Given task
Read the material below and count the lines holding the string "Temperature". Give that count with nothing added.

● ● ●

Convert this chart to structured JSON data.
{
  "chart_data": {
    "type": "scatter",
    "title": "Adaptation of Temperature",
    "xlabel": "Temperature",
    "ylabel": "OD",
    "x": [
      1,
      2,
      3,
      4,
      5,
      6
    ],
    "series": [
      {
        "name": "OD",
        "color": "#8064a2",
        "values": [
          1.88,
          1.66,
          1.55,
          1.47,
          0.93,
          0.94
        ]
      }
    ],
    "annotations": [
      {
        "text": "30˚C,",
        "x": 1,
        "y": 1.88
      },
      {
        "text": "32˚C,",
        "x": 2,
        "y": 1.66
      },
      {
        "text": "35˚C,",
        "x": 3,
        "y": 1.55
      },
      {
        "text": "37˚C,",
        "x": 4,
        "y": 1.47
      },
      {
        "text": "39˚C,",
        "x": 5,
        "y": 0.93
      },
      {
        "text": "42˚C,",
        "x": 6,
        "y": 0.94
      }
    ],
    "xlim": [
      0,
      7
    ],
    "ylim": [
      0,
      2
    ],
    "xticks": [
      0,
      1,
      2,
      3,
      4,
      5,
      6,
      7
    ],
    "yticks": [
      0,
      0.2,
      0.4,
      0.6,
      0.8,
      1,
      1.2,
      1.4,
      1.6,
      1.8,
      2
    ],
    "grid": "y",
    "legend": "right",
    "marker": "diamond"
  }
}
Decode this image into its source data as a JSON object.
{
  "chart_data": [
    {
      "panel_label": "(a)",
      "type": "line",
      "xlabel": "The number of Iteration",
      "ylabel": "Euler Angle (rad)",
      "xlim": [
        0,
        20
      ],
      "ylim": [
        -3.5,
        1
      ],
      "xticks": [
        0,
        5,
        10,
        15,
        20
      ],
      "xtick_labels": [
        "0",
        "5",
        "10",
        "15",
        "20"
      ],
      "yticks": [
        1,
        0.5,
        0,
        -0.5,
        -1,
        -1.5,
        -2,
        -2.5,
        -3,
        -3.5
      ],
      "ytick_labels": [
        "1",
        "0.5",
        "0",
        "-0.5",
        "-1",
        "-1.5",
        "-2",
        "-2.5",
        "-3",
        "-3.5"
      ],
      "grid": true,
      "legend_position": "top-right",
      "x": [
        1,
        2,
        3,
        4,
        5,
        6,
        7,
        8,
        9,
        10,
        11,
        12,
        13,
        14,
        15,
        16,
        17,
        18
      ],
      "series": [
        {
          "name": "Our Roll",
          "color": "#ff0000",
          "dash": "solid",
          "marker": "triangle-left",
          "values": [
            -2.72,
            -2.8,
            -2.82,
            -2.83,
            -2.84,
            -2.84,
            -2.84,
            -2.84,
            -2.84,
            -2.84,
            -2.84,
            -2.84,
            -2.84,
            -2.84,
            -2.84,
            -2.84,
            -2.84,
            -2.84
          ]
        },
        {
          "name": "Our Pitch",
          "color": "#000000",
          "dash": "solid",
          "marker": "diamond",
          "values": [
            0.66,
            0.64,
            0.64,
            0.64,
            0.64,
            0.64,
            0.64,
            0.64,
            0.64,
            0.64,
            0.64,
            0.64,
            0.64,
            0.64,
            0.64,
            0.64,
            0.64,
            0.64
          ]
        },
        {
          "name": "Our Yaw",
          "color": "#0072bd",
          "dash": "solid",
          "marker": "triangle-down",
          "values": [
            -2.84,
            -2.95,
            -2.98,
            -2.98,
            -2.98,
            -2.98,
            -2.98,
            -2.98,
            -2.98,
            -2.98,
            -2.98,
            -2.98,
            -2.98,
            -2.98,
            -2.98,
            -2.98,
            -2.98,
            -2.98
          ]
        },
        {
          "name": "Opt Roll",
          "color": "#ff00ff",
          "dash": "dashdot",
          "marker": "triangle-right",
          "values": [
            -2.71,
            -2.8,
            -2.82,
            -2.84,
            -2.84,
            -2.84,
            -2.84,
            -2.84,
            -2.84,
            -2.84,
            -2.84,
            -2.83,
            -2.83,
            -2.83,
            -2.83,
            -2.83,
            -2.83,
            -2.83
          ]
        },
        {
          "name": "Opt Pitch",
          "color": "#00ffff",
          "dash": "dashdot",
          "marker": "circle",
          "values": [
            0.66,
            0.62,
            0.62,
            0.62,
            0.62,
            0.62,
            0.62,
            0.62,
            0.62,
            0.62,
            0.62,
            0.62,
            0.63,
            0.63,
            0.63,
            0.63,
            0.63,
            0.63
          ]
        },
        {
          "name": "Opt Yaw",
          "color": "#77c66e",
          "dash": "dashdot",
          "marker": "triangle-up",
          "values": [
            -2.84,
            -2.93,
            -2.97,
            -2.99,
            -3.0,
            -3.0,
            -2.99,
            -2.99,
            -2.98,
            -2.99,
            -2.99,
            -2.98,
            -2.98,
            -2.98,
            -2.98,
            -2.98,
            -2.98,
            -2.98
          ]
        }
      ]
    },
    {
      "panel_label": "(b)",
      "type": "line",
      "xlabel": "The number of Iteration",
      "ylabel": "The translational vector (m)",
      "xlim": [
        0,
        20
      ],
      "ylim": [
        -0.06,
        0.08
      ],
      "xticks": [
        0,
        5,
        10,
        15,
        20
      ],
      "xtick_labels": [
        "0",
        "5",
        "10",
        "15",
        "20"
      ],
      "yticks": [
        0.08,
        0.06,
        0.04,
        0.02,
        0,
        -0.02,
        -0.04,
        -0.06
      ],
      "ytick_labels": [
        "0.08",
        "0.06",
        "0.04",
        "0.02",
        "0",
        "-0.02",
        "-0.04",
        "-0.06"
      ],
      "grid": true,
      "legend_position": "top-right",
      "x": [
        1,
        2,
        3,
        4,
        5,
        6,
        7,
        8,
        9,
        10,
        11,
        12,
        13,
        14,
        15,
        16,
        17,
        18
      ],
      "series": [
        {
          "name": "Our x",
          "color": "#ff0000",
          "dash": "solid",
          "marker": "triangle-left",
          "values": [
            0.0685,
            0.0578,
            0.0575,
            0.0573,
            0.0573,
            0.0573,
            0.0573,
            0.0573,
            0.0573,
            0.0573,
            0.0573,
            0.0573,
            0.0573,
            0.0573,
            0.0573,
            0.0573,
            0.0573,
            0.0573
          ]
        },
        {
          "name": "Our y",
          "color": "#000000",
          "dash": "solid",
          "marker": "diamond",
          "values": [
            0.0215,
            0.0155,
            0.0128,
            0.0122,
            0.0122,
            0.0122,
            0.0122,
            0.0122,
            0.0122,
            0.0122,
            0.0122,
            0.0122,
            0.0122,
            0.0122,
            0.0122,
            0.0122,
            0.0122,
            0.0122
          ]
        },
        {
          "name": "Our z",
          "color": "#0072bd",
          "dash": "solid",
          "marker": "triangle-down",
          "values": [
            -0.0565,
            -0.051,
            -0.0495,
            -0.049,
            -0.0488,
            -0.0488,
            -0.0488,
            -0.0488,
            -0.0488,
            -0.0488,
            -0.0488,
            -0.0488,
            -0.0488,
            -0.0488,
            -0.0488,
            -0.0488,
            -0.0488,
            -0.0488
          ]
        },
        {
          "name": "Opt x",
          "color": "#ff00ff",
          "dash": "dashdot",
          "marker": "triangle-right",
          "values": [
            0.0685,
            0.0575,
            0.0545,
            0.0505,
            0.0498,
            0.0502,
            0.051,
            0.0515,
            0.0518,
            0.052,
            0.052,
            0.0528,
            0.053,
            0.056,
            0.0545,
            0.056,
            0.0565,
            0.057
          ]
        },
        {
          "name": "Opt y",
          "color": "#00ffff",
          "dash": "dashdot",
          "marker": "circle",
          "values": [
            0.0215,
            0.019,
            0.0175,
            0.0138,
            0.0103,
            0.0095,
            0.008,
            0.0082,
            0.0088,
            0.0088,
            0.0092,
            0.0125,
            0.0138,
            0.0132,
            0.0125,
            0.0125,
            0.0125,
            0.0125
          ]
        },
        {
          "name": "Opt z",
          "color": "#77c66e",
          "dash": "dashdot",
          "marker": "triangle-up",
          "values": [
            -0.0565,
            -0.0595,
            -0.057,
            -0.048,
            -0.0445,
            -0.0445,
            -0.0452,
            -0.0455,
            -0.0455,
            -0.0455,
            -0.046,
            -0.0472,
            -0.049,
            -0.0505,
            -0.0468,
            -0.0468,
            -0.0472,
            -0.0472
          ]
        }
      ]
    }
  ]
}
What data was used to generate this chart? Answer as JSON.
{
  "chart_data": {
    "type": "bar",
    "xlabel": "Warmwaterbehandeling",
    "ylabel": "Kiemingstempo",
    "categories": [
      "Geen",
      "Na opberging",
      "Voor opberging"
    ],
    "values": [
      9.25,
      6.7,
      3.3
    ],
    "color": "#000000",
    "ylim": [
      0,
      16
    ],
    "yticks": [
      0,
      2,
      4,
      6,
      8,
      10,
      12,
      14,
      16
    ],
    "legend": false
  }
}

● ● ●

Complete output
2